Entries contained in a dataset
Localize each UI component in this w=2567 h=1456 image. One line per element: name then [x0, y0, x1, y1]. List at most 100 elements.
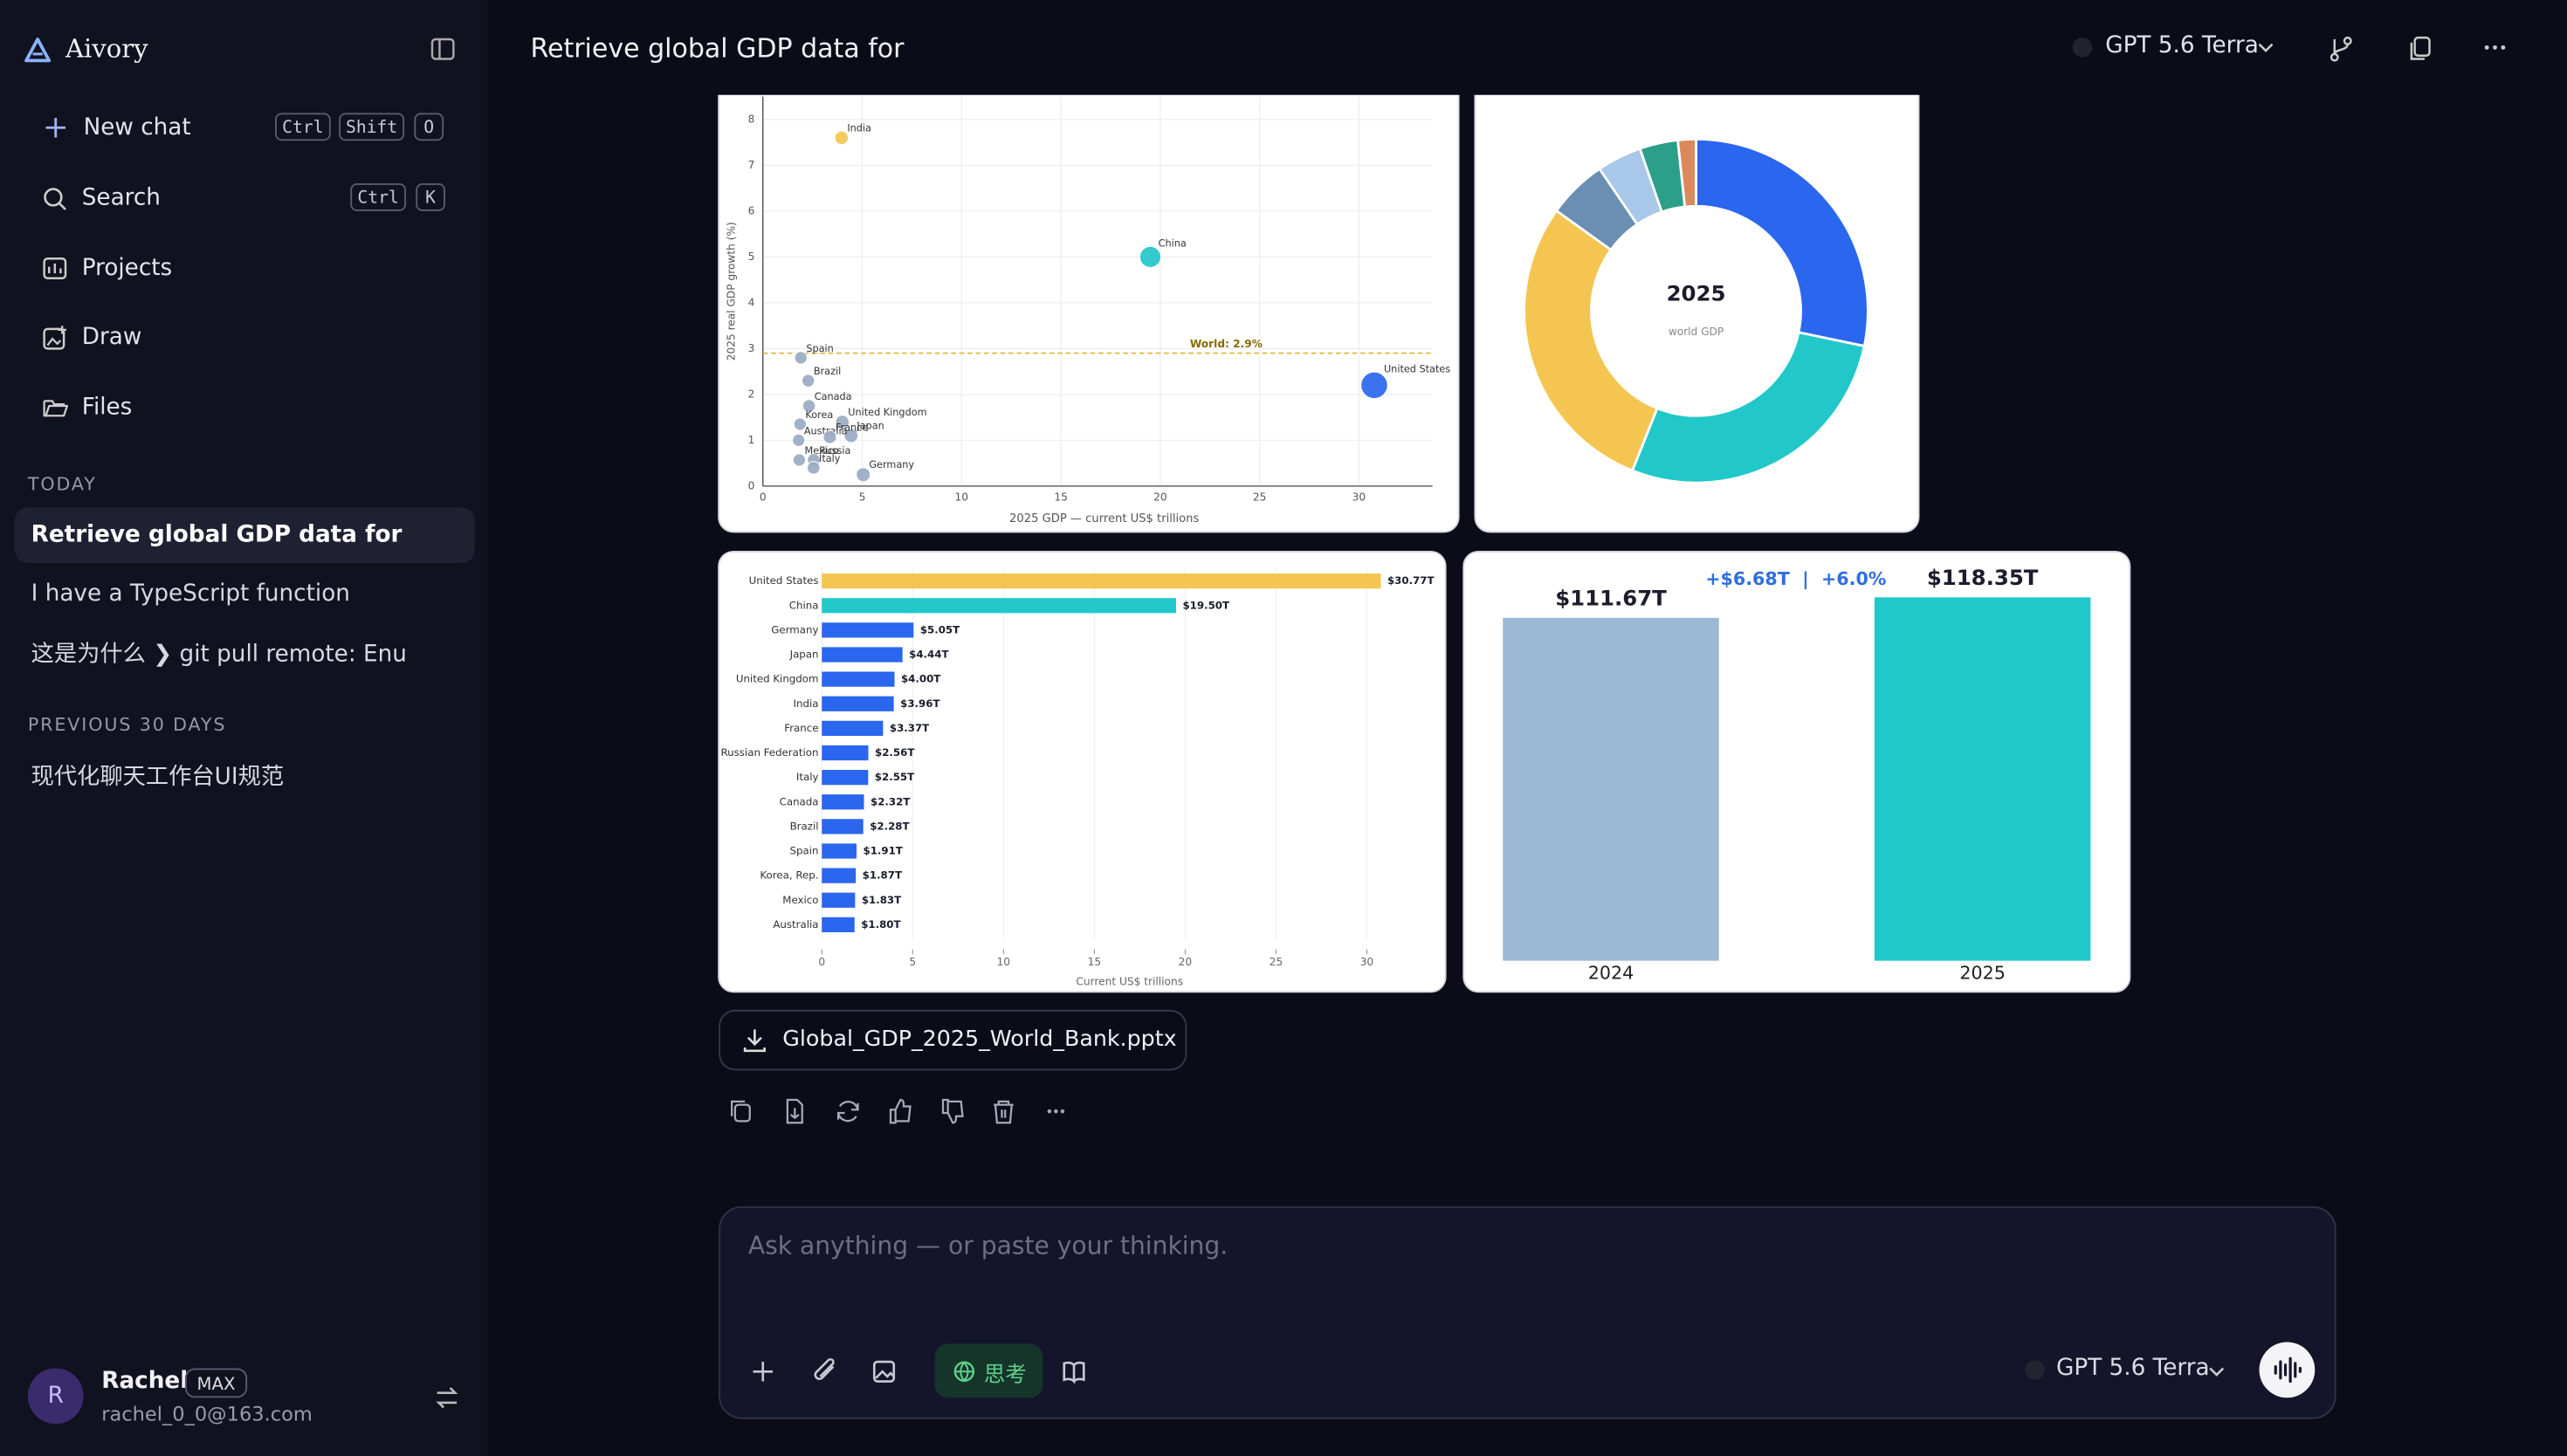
- x-axis-label: 2025 GDP — current US$ trillions: [1009, 512, 1199, 525]
- point-label: Japan: [856, 421, 884, 432]
- category-label: Brazil: [790, 820, 819, 832]
- point: [801, 374, 816, 388]
- value-label: $111.67T: [1555, 585, 1667, 610]
- projects-icon: [43, 258, 67, 279]
- value-label: $30.77T: [1387, 574, 1435, 587]
- chat-item[interactable]: 现代化聊天工作台UI规范: [31, 764, 285, 791]
- value-label: $2.55T: [875, 771, 914, 783]
- point: [793, 417, 807, 431]
- y-tick-label: 5: [748, 251, 755, 263]
- delete-action[interactable]: [994, 1100, 1014, 1124]
- x-tick-label: 15: [1054, 491, 1068, 504]
- category-label: Japan: [789, 649, 819, 661]
- export-action[interactable]: [786, 1098, 803, 1124]
- donut-subtitle: world GDP: [1669, 326, 1724, 338]
- chat-item[interactable]: Retrieve global GDP data for: [31, 522, 403, 549]
- reference-label: World: 2.9%: [1190, 338, 1263, 350]
- nav-search[interactable]: Search: [81, 184, 161, 211]
- x-tick-label: 5: [859, 491, 866, 504]
- nav-draw[interactable]: Draw: [81, 324, 142, 351]
- avatar[interactable]: R: [27, 1368, 84, 1425]
- composer-model[interactable]: GPT 5.6 Terra: [2056, 1355, 2210, 1382]
- x-tick-label: 25: [1253, 491, 1267, 504]
- bar: [822, 647, 903, 663]
- value-label: $2.56T: [875, 746, 914, 759]
- value-label: $1.87T: [863, 869, 902, 882]
- category-label: Korea, Rep.: [760, 869, 818, 882]
- attachment[interactable]: [719, 1009, 1187, 1071]
- copy-button[interactable]: [2408, 36, 2431, 62]
- kbd: K: [416, 183, 445, 211]
- model-dot: [2025, 1360, 2045, 1380]
- point: [856, 467, 871, 483]
- bar: [1874, 597, 2091, 961]
- x-tick-label: 20: [1153, 491, 1167, 504]
- voice-button[interactable]: [2259, 1342, 2316, 1398]
- copy-action[interactable]: [731, 1100, 751, 1123]
- bar: [822, 868, 857, 883]
- point-label: France: [836, 422, 868, 433]
- point: [834, 130, 850, 146]
- x-tick-label: 0: [760, 491, 767, 504]
- point-label: Australia: [804, 425, 848, 436]
- more-action[interactable]: [1047, 1109, 1065, 1114]
- branch-button[interactable]: [2330, 36, 2352, 62]
- kbd: O: [414, 113, 444, 141]
- donut-title: 2025: [1667, 281, 1726, 306]
- value-label: $2.32T: [871, 795, 910, 807]
- composer-tools: [753, 1358, 1085, 1384]
- category-label: Mexico: [782, 894, 818, 906]
- y-tick-label: 3: [748, 342, 755, 354]
- point: [822, 429, 837, 444]
- x-tick-label: 15: [1088, 956, 1102, 968]
- message-actions: [731, 1098, 1065, 1124]
- think-toggle[interactable]: [934, 1343, 1043, 1398]
- bar: [822, 819, 864, 834]
- add-button[interactable]: [753, 1362, 774, 1382]
- image-button[interactable]: [872, 1360, 896, 1383]
- dislike-action[interactable]: [941, 1098, 964, 1124]
- x-tick-label: 20: [1179, 956, 1193, 968]
- x-tick-label: 30: [1360, 956, 1374, 968]
- x-tick-label: 25: [1270, 956, 1284, 968]
- point-label: India: [847, 122, 871, 134]
- model-selector[interactable]: GPT 5.6 Terra: [2105, 32, 2259, 59]
- nav-projects[interactable]: Projects: [81, 255, 173, 282]
- value-label: $19.50T: [1182, 599, 1229, 611]
- chevron: [2258, 43, 2274, 52]
- y-tick-label: 8: [748, 113, 755, 125]
- category-label: United States: [749, 574, 819, 587]
- bar: [822, 720, 884, 736]
- more-button[interactable]: [2483, 43, 2506, 52]
- chat-item[interactable]: I have a TypeScript function: [31, 580, 350, 608]
- x-tick-label: 10: [997, 956, 1010, 968]
- category-label: France: [784, 722, 818, 734]
- bar: [822, 598, 1176, 614]
- chevron: [2209, 1367, 2225, 1377]
- chat-title: Retrieve global GDP data for: [530, 32, 905, 65]
- nav-new-chat[interactable]: New chat: [83, 114, 191, 141]
- bar: [822, 745, 869, 761]
- think-label: 思考: [983, 1363, 1027, 1388]
- section-title: PREVIOUS 30 DAYS: [27, 714, 227, 736]
- regenerate-action[interactable]: [836, 1101, 859, 1123]
- nav-files[interactable]: Files: [81, 394, 133, 421]
- bar: [822, 770, 869, 786]
- y-tick-label: 4: [748, 296, 755, 308]
- library-button[interactable]: [1063, 1361, 1085, 1384]
- y-tick-label: 6: [748, 204, 755, 216]
- category-label: India: [794, 697, 819, 710]
- value-label: $1.80T: [861, 918, 900, 931]
- collapse-button[interactable]: [430, 38, 455, 60]
- switch-account[interactable]: [434, 1384, 460, 1411]
- kbd: Ctrl: [350, 183, 406, 211]
- attach-button[interactable]: [814, 1358, 835, 1380]
- point: [843, 428, 859, 443]
- like-action[interactable]: [889, 1098, 912, 1124]
- bar: [822, 794, 864, 810]
- chat-item[interactable]: 这是为什么 ❯ git pull remote: Enu: [31, 642, 407, 668]
- category-label: China: [789, 599, 819, 611]
- bar: [822, 696, 894, 711]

WHAT THE EXERCISE ASKS >>
Please repeat every one of the entries above word for word, leaving out the pictures.

EXERCISE SOLUTION >>
Localize each UI component in this w=2567 h=1456 image. One line per element: name then [x0, y0, x1, y1]. List at most 100 elements.
- x-axis-label: 2025 GDP — current US$ trillions: [1009, 512, 1199, 525]
- point-label: Japan: [856, 421, 884, 432]
- category-label: Brazil: [790, 820, 819, 832]
- point: [801, 374, 816, 388]
- value-label: $111.67T: [1555, 585, 1667, 610]
- projects-icon: [43, 258, 67, 279]
- value-label: $30.77T: [1387, 574, 1435, 587]
- chat-item[interactable]: 现代化聊天工作台UI规范: [31, 764, 285, 791]
- value-label: $2.55T: [875, 771, 914, 783]
- point: [793, 417, 807, 431]
- y-tick-label: 5: [748, 251, 755, 263]
- delete-action[interactable]: [994, 1100, 1014, 1124]
- x-tick-label: 15: [1054, 491, 1068, 504]
- category-label: Japan: [789, 649, 819, 661]
- export-action[interactable]: [786, 1098, 803, 1124]
- donut-subtitle: world GDP: [1669, 326, 1724, 338]
- chat-item[interactable]: Retrieve global GDP data for: [31, 522, 403, 549]
- reference-label: World: 2.9%: [1190, 338, 1263, 350]
- nav-search[interactable]: Search: [81, 184, 161, 211]
- x-tick-label: 5: [859, 491, 866, 504]
- nav-draw[interactable]: Draw: [81, 324, 142, 351]
- avatar[interactable]: R: [27, 1368, 84, 1425]
- composer-model[interactable]: GPT 5.6 Terra: [2056, 1355, 2210, 1382]
- x-tick-label: 25: [1253, 491, 1267, 504]
- bar: [822, 647, 903, 663]
- value-label: $2.56T: [875, 746, 914, 759]
- value-label: $1.87T: [863, 869, 902, 882]
- category-label: Korea, Rep.: [760, 869, 818, 882]
- attachment[interactable]: [719, 1009, 1187, 1071]
- copy-button[interactable]: [2408, 36, 2431, 62]
- kbd: K: [416, 183, 445, 211]
- model-dot: [2025, 1360, 2045, 1380]
- point: [856, 467, 871, 483]
- bar: [1874, 597, 2091, 961]
- x-tick-label: 20: [1153, 491, 1167, 504]
- voice-button[interactable]: [2259, 1342, 2316, 1398]
- copy-action[interactable]: [731, 1100, 751, 1123]
- bar: [822, 868, 857, 883]
- point-label: France: [836, 422, 868, 433]
- point: [834, 130, 850, 146]
- x-tick-label: 0: [760, 491, 767, 504]
- point-label: Australia: [804, 425, 848, 436]
- more-action[interactable]: [1047, 1109, 1065, 1114]
- branch-button[interactable]: [2330, 36, 2352, 62]
- kbd: O: [414, 113, 444, 141]
- donut-title: 2025: [1667, 281, 1726, 306]
- value-label: $2.32T: [871, 795, 910, 807]
- composer-tools: [753, 1358, 1085, 1384]
- category-label: Mexico: [782, 894, 818, 906]
- y-tick-label: 3: [748, 342, 755, 354]
- point: [822, 429, 837, 444]
- x-tick-label: 15: [1088, 956, 1102, 968]
- message-actions: [731, 1098, 1065, 1124]
- think-toggle[interactable]: [934, 1343, 1043, 1398]
- bar: [822, 819, 864, 834]
- add-button[interactable]: [753, 1362, 774, 1382]
- image-button[interactable]: [872, 1360, 896, 1383]
- dislike-action[interactable]: [941, 1098, 964, 1124]
- x-tick-label: 20: [1179, 956, 1193, 968]
- x-tick-label: 30: [1360, 956, 1374, 968]
- x-tick-label: 25: [1270, 956, 1284, 968]
- point-label: India: [847, 122, 871, 134]
- model-selector[interactable]: GPT 5.6 Terra: [2105, 32, 2259, 59]
- nav-projects[interactable]: Projects: [81, 255, 173, 282]
- value-label: $19.50T: [1182, 599, 1229, 611]
- chevron: [2258, 43, 2274, 52]
- y-tick-label: 8: [748, 113, 755, 125]
- category-label: United States: [749, 574, 819, 587]
- bar: [822, 720, 884, 736]
- more-button[interactable]: [2483, 43, 2506, 52]
- chat-item[interactable]: I have a TypeScript function: [31, 580, 350, 608]
- x-tick-label: 10: [997, 956, 1010, 968]
- category-label: France: [784, 722, 818, 734]
- bar: [822, 598, 1176, 614]
- chevron: [2209, 1367, 2225, 1377]
- chat-title: Retrieve global GDP data for: [530, 32, 905, 65]
- nav-new-chat[interactable]: New chat: [83, 114, 191, 141]
- bar: [822, 745, 869, 761]
- think-label: 思考: [983, 1363, 1027, 1388]
- section-title: PREVIOUS 30 DAYS: [27, 714, 227, 736]
- regenerate-action[interactable]: [836, 1101, 859, 1123]
- nav-files[interactable]: Files: [81, 394, 133, 421]
- bar: [822, 770, 869, 786]
- y-tick-label: 4: [748, 296, 755, 308]
- library-button[interactable]: [1063, 1361, 1085, 1384]
- y-tick-label: 6: [748, 204, 755, 216]
- category-label: India: [794, 697, 819, 710]
- value-label: $1.80T: [861, 918, 900, 931]
- collapse-button[interactable]: [430, 38, 455, 60]
- switch-account[interactable]: [434, 1384, 460, 1411]
- kbd: Ctrl: [350, 183, 406, 211]
- attach-button[interactable]: [814, 1358, 835, 1380]
- point: [843, 428, 859, 443]
- like-action[interactable]: [889, 1098, 912, 1124]
- bar: [822, 794, 864, 810]
- chat-item[interactable]: 这是为什么 ❯ git pull remote: Enu: [31, 642, 407, 668]
- category-label: China: [789, 599, 819, 611]
- bar: [822, 696, 894, 711]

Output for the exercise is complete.